INSTRUCTIONS TO FOLLOW ▸ Below are the records; reproduce all of them exactly but without any images.

--- Start MATERIAL TO PROCESS ---

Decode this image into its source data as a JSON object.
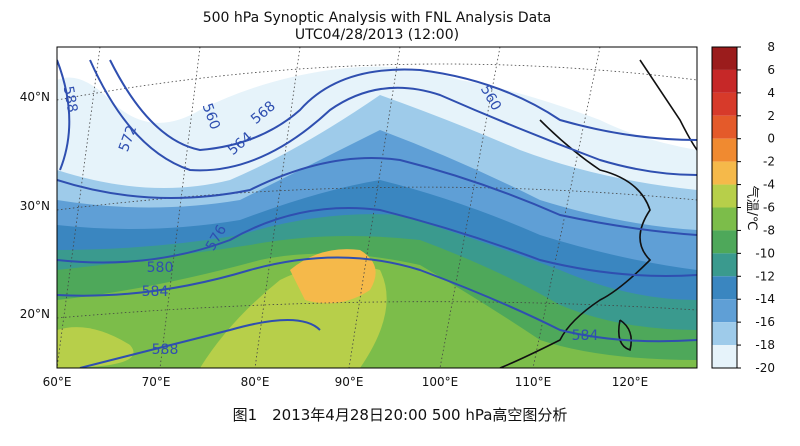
{
  "title": "500 hPa Synoptic Analysis with FNL Analysis Data",
  "subtitle": "UTC04/28/2013 (12:00)",
  "caption": "图1　2013年4月28日20:00 500 hPa高空图分析",
  "colorbar": {
    "label": "气温/℃",
    "ticks": [
      8,
      6,
      4,
      2,
      0,
      -2,
      -4,
      -6,
      -8,
      -10,
      -12,
      -14,
      -16,
      -18,
      -20
    ],
    "colors": [
      "#9b1c1c",
      "#c62828",
      "#d73a2a",
      "#e45a2a",
      "#f08a30",
      "#f5b94a",
      "#b7cf4a",
      "#7cbd4a",
      "#4ea85a",
      "#3a9a8e",
      "#3a86c0",
      "#5f9fd6",
      "#9ecbea",
      "#e6f3fa"
    ]
  },
  "lat_labels": [
    "40°N",
    "30°N",
    "20°N"
  ],
  "lon_labels": [
    "60°E",
    "70°E",
    "80°E",
    "90°E",
    "100°E",
    "110°E",
    "120°E"
  ],
  "contour_labels": [
    "588",
    "572",
    "560",
    "564",
    "568",
    "560",
    "576",
    "580",
    "584",
    "588",
    "584"
  ]
}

--- End MATERIAL TO PROCESS ---

ANSWER IN FULL ▸
Decode this image into its source data as a JSON object.
{
  "title": "500 hPa Synoptic Analysis with FNL Analysis Data",
  "subtitle": "UTC04/28/2013 (12:00)",
  "caption": "图1　2013年4月28日20:00 500 hPa高空图分析",
  "colorbar": {
    "label": "气温/℃",
    "ticks": [
      8,
      6,
      4,
      2,
      0,
      -2,
      -4,
      -6,
      -8,
      -10,
      -12,
      -14,
      -16,
      -18,
      -20
    ],
    "colors": [
      "#9b1c1c",
      "#c62828",
      "#d73a2a",
      "#e45a2a",
      "#f08a30",
      "#f5b94a",
      "#b7cf4a",
      "#7cbd4a",
      "#4ea85a",
      "#3a9a8e",
      "#3a86c0",
      "#5f9fd6",
      "#9ecbea",
      "#e6f3fa"
    ]
  },
  "lat_labels": [
    "40°N",
    "30°N",
    "20°N"
  ],
  "lon_labels": [
    "60°E",
    "70°E",
    "80°E",
    "90°E",
    "100°E",
    "110°E",
    "120°E"
  ],
  "contour_labels": [
    "588",
    "572",
    "560",
    "564",
    "568",
    "560",
    "576",
    "580",
    "584",
    "588",
    "584"
  ]
}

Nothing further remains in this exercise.